What is being asked: Recast all of the material below as a Markdown table with the columns Row and Line. Number each non-blank line in order and omit the blank lines.

Working data:

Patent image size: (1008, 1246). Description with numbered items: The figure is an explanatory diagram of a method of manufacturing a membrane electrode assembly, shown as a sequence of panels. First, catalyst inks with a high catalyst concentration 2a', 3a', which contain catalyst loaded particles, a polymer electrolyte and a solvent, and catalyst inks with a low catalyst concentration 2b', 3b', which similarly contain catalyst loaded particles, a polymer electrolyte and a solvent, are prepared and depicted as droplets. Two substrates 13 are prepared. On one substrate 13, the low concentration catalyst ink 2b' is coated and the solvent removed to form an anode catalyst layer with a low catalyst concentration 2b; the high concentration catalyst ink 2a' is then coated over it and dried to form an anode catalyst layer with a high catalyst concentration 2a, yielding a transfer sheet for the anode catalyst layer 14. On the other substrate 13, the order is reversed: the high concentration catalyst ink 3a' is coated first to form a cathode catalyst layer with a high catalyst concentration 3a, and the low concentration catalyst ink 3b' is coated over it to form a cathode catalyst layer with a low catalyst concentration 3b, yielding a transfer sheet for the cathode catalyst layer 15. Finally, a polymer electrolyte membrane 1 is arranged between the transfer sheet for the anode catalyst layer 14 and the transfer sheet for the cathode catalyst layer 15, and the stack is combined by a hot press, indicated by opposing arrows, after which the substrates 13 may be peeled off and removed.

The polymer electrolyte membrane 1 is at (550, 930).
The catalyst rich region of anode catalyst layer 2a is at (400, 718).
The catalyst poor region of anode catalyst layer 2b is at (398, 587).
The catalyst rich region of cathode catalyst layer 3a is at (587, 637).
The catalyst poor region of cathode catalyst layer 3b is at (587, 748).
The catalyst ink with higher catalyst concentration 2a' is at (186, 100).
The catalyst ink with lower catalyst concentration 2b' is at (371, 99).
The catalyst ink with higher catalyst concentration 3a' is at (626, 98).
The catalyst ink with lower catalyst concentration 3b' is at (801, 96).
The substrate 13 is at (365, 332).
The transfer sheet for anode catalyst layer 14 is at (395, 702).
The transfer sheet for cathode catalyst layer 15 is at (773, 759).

The answer:
| Row | Line |
|---|---|
| 1 | Patent image size: (1008, 1246). Description with numbered items: The figure is an explanatory diagram of a method of manufacturing a membrane electrode assembly, shown as a sequence of panels. First, catalyst inks with a high catalyst concentration 2a', 3a', which contain catalyst loaded particles, a polymer electrolyte and a solvent, and catalyst inks with a low catalyst concentration 2b', 3b', which similarly contain catalyst loaded particles, a polymer electrolyte and a solvent, are prepared and depicted as droplets. Two substrates 13 are prepared. On one substrate 13, the low concentration catalyst ink 2b' is coated and the solvent removed to form an anode catalyst layer with a low catalyst concentration 2b; the high concentration catalyst ink 2a' is then coated over it and dried to form an anode catalyst layer with a high catalyst concentration 2a, yielding a transfer sheet for the anode catalyst layer 14. On the other substrate 13, the order is reversed: the high concentration catalyst ink 3a' is coated first to form a cathode catalyst layer with a high catalyst concentration 3a, and the low concentration catalyst ink 3b' is coated over it to form a cathode catalyst layer with a low catalyst concentration 3b, yielding a transfer sheet for the cathode catalyst layer 15. Finally, a polymer electrolyte membrane 1 is arranged between the transfer sheet for the anode catalyst layer 14 and the transfer sheet for the cathode catalyst layer 15, and the stack is combined by a hot press, indicated by opposing arrows, after which the substrates 13 may be peeled off and removed. |
| 2 | The polymer electrolyte membrane 1 is at (550, 930). |
| 3 | The catalyst rich region of anode catalyst layer 2a is at (400, 718). |
| 4 | The catalyst poor region of anode catalyst layer 2b is at (398, 587). |
| 5 | The catalyst rich region of cathode catalyst layer 3a is at (587, 637). |
| 6 | The catalyst poor region of cathode catalyst layer 3b is at (587, 748). |
| 7 | The catalyst ink with higher catalyst concentration 2a' is at (186, 100). |
| 8 | The catalyst ink with lower catalyst concentration 2b' is at (371, 99). |
| 9 | The catalyst ink with higher catalyst concentration 3a' is at (626, 98). |
| 10 | The catalyst ink with lower catalyst concentration 3b' is at (801, 96). |
| 11 | The substrate 13 is at (365, 332). |
| 12 | The transfer sheet for anode catalyst layer 14 is at (395, 702). |
| 13 | The transfer sheet for cathode catalyst layer 15 is at (773, 759). |